→ What is being asked
Extract all of the data and reproduce it precisely.

[Structured figure records]
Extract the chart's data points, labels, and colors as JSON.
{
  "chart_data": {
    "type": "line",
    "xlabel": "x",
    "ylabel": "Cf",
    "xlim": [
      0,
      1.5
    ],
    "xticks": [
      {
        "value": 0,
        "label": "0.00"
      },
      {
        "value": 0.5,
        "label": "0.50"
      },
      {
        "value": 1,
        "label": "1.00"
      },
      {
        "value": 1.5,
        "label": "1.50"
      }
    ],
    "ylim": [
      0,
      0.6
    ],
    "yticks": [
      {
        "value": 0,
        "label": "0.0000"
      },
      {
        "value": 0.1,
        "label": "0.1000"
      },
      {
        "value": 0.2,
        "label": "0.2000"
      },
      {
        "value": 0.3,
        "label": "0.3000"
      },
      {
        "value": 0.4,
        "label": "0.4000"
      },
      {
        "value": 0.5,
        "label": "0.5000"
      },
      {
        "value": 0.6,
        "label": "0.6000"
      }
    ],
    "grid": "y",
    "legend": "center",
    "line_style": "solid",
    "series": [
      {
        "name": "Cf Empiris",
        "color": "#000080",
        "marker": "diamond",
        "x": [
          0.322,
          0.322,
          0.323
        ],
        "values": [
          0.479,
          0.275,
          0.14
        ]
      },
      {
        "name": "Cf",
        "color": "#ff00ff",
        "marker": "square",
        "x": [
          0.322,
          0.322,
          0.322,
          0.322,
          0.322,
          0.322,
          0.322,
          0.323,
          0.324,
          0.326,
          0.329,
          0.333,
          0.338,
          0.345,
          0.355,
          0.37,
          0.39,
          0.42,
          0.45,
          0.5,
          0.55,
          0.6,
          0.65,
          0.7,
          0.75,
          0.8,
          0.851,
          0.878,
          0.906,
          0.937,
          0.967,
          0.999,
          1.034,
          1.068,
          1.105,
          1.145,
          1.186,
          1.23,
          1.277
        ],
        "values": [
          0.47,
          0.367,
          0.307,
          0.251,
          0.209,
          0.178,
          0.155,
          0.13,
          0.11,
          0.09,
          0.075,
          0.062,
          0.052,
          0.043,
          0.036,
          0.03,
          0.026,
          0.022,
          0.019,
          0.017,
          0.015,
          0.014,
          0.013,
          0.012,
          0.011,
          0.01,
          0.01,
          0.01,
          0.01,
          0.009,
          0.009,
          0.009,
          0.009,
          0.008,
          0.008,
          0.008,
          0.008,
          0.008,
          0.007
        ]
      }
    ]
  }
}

→ Task response
Extract the chart's data points, labels, and colors as JSON.
{
  "chart_data": {
    "type": "line",
    "xlabel": "x",
    "ylabel": "Cf",
    "xlim": [
      0,
      1.5
    ],
    "xticks": [
      {
        "value": 0,
        "label": "0.00"
      },
      {
        "value": 0.5,
        "label": "0.50"
      },
      {
        "value": 1,
        "label": "1.00"
      },
      {
        "value": 1.5,
        "label": "1.50"
      }
    ],
    "ylim": [
      0,
      0.6
    ],
    "yticks": [
      {
        "value": 0,
        "label": "0.0000"
      },
      {
        "value": 0.1,
        "label": "0.1000"
      },
      {
        "value": 0.2,
        "label": "0.2000"
      },
      {
        "value": 0.3,
        "label": "0.3000"
      },
      {
        "value": 0.4,
        "label": "0.4000"
      },
      {
        "value": 0.5,
        "label": "0.5000"
      },
      {
        "value": 0.6,
        "label": "0.6000"
      }
    ],
    "grid": "y",
    "legend": "center",
    "line_style": "solid",
    "series": [
      {
        "name": "Cf Empiris",
        "color": "#000080",
        "marker": "diamond",
        "x": [
          0.322,
          0.322,
          0.323
        ],
        "values": [
          0.479,
          0.275,
          0.14
        ]
      },
      {
        "name": "Cf",
        "color": "#ff00ff",
        "marker": "square",
        "x": [
          0.322,
          0.322,
          0.322,
          0.322,
          0.322,
          0.322,
          0.322,
          0.323,
          0.324,
          0.326,
          0.329,
          0.333,
          0.338,
          0.345,
          0.355,
          0.37,
          0.39,
          0.42,
          0.45,
          0.5,
          0.55,
          0.6,
          0.65,
          0.7,
          0.75,
          0.8,
          0.851,
          0.878,
          0.906,
          0.937,
          0.967,
          0.999,
          1.034,
          1.068,
          1.105,
          1.145,
          1.186,
          1.23,
          1.277
        ],
        "values": [
          0.47,
          0.367,
          0.307,
          0.251,
          0.209,
          0.178,
          0.155,
          0.13,
          0.11,
          0.09,
          0.075,
          0.062,
          0.052,
          0.043,
          0.036,
          0.03,
          0.026,
          0.022,
          0.019,
          0.017,
          0.015,
          0.014,
          0.013,
          0.012,
          0.011,
          0.01,
          0.01,
          0.01,
          0.01,
          0.009,
          0.009,
          0.009,
          0.009,
          0.008,
          0.008,
          0.008,
          0.008,
          0.008,
          0.007
        ]
      }
    ]
  }
}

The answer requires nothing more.